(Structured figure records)
========

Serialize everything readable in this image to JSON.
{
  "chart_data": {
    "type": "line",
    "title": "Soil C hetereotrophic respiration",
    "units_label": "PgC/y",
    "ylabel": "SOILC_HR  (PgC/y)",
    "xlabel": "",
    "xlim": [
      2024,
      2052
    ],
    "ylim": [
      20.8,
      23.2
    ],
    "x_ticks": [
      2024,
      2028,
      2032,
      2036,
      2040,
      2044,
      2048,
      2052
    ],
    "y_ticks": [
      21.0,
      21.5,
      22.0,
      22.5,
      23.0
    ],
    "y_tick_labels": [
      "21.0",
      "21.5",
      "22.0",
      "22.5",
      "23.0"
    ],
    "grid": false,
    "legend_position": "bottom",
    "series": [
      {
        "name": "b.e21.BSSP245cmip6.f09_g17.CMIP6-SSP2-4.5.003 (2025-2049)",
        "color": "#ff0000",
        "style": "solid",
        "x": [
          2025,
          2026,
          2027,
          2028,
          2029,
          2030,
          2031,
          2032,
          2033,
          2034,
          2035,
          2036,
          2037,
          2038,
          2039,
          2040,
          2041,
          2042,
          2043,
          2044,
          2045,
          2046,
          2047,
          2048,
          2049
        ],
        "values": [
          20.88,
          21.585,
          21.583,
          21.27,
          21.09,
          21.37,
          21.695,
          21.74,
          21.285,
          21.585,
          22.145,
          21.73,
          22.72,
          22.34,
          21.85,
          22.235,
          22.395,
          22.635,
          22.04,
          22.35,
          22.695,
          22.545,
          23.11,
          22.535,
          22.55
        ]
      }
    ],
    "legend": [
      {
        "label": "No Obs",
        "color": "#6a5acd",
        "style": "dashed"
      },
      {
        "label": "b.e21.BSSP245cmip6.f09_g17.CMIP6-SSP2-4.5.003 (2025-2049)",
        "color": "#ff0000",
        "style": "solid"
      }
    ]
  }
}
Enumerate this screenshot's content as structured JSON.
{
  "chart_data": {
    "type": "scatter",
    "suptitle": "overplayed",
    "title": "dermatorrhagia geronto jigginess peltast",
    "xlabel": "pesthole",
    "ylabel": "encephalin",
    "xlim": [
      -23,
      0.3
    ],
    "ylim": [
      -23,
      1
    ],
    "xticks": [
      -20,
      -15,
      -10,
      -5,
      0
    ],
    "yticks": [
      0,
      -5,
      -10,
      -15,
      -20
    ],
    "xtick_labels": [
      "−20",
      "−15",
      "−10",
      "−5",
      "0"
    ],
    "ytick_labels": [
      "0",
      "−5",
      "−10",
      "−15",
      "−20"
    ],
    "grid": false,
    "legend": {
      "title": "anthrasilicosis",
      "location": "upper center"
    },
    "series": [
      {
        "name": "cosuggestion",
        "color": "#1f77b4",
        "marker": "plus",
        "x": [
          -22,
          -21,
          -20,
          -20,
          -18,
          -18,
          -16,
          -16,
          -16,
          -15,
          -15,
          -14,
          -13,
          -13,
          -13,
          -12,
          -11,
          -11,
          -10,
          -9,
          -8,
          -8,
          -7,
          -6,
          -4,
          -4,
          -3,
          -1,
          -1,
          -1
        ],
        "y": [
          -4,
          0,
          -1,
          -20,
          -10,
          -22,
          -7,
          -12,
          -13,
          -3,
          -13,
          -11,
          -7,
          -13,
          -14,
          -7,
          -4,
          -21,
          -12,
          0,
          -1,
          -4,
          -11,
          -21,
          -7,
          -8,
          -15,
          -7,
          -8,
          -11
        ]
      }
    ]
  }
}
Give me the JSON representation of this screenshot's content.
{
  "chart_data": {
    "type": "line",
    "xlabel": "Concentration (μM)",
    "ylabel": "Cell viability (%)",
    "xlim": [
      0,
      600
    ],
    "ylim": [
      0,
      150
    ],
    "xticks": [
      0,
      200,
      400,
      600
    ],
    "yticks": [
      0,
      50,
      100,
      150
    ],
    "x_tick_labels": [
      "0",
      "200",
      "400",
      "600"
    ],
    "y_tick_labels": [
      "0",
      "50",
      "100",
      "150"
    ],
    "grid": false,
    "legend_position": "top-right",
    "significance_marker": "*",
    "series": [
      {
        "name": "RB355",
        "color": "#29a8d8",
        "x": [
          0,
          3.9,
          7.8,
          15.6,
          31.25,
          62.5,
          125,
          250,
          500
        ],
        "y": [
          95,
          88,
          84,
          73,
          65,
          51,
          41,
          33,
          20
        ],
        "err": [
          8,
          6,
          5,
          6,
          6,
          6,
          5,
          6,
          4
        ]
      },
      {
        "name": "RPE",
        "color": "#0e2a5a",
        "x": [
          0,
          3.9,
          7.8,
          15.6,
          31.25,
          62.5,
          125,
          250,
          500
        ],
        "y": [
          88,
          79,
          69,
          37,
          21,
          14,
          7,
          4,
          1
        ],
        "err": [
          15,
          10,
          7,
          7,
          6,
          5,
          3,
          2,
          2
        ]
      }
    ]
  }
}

========

Transcribe all of the lines in the records precisely.

- _Answer below_
Serialize everything readable in this image to JSON.
{
  "chart_data": {
    "type": "line",
    "title": "Soil C hetereotrophic respiration",
    "units_label": "PgC/y",
    "ylabel": "SOILC_HR  (PgC/y)",
    "xlabel": "",
    "xlim": [
      2024,
      2052
    ],
    "ylim": [
      20.8,
      23.2
    ],
    "x_ticks": [
      2024,
      2028,
      2032,
      2036,
      2040,
      2044,
      2048,
      2052
    ],
    "y_ticks": [
      21.0,
      21.5,
      22.0,
      22.5,
      23.0
    ],
    "y_tick_labels": [
      "21.0",
      "21.5",
      "22.0",
      "22.5",
      "23.0"
    ],
    "grid": false,
    "legend_position": "bottom",
    "series": [
      {
        "name": "b.e21.BSSP245cmip6.f09_g17.CMIP6-SSP2-4.5.003 (2025-2049)",
        "color": "#ff0000",
        "style": "solid",
        "x": [
          2025,
          2026,
          2027,
          2028,
          2029,
          2030,
          2031,
          2032,
          2033,
          2034,
          2035,
          2036,
          2037,
          2038,
          2039,
          2040,
          2041,
          2042,
          2043,
          2044,
          2045,
          2046,
          2047,
          2048,
          2049
        ],
        "values": [
          20.88,
          21.585,
          21.583,
          21.27,
          21.09,
          21.37,
          21.695,
          21.74,
          21.285,
          21.585,
          22.145,
          21.73,
          22.72,
          22.34,
          21.85,
          22.235,
          22.395,
          22.635,
          22.04,
          22.35,
          22.695,
          22.545,
          23.11,
          22.535,
          22.55
        ]
      }
    ],
    "legend": [
      {
        "label": "No Obs",
        "color": "#6a5acd",
        "style": "dashed"
      },
      {
        "label": "b.e21.BSSP245cmip6.f09_g17.CMIP6-SSP2-4.5.003 (2025-2049)",
        "color": "#ff0000",
        "style": "solid"
      }
    ]
  }
}
Enumerate this screenshot's content as structured JSON.
{
  "chart_data": {
    "type": "scatter",
    "suptitle": "overplayed",
    "title": "dermatorrhagia geronto jigginess peltast",
    "xlabel": "pesthole",
    "ylabel": "encephalin",
    "xlim": [
      -23,
      0.3
    ],
    "ylim": [
      -23,
      1
    ],
    "xticks": [
      -20,
      -15,
      -10,
      -5,
      0
    ],
    "yticks": [
      0,
      -5,
      -10,
      -15,
      -20
    ],
    "xtick_labels": [
      "−20",
      "−15",
      "−10",
      "−5",
      "0"
    ],
    "ytick_labels": [
      "0",
      "−5",
      "−10",
      "−15",
      "−20"
    ],
    "grid": false,
    "legend": {
      "title": "anthrasilicosis",
      "location": "upper center"
    },
    "series": [
      {
        "name": "cosuggestion",
        "color": "#1f77b4",
        "marker": "plus",
        "x": [
          -22,
          -21,
          -20,
          -20,
          -18,
          -18,
          -16,
          -16,
          -16,
          -15,
          -15,
          -14,
          -13,
          -13,
          -13,
          -12,
          -11,
          -11,
          -10,
          -9,
          -8,
          -8,
          -7,
          -6,
          -4,
          -4,
          -3,
          -1,
          -1,
          -1
        ],
        "y": [
          -4,
          0,
          -1,
          -20,
          -10,
          -22,
          -7,
          -12,
          -13,
          -3,
          -13,
          -11,
          -7,
          -13,
          -14,
          -7,
          -4,
          -21,
          -12,
          0,
          -1,
          -4,
          -11,
          -21,
          -7,
          -8,
          -15,
          -7,
          -8,
          -11
        ]
      }
    ]
  }
}
Give me the JSON representation of this screenshot's content.
{
  "chart_data": {
    "type": "line",
    "xlabel": "Concentration (μM)",
    "ylabel": "Cell viability (%)",
    "xlim": [
      0,
      600
    ],
    "ylim": [
      0,
      150
    ],
    "xticks": [
      0,
      200,
      400,
      600
    ],
    "yticks": [
      0,
      50,
      100,
      150
    ],
    "x_tick_labels": [
      "0",
      "200",
      "400",
      "600"
    ],
    "y_tick_labels": [
      "0",
      "50",
      "100",
      "150"
    ],
    "grid": false,
    "legend_position": "top-right",
    "significance_marker": "*",
    "series": [
      {
        "name": "RB355",
        "color": "#29a8d8",
        "x": [
          0,
          3.9,
          7.8,
          15.6,
          31.25,
          62.5,
          125,
          250,
          500
        ],
        "y": [
          95,
          88,
          84,
          73,
          65,
          51,
          41,
          33,
          20
        ],
        "err": [
          8,
          6,
          5,
          6,
          6,
          6,
          5,
          6,
          4
        ]
      },
      {
        "name": "RPE",
        "color": "#0e2a5a",
        "x": [
          0,
          3.9,
          7.8,
          15.6,
          31.25,
          62.5,
          125,
          250,
          500
        ],
        "y": [
          88,
          79,
          69,
          37,
          21,
          14,
          7,
          4,
          1
        ],
        "err": [
          15,
          10,
          7,
          7,
          6,
          5,
          3,
          2,
          2
        ]
      }
    ]
  }
}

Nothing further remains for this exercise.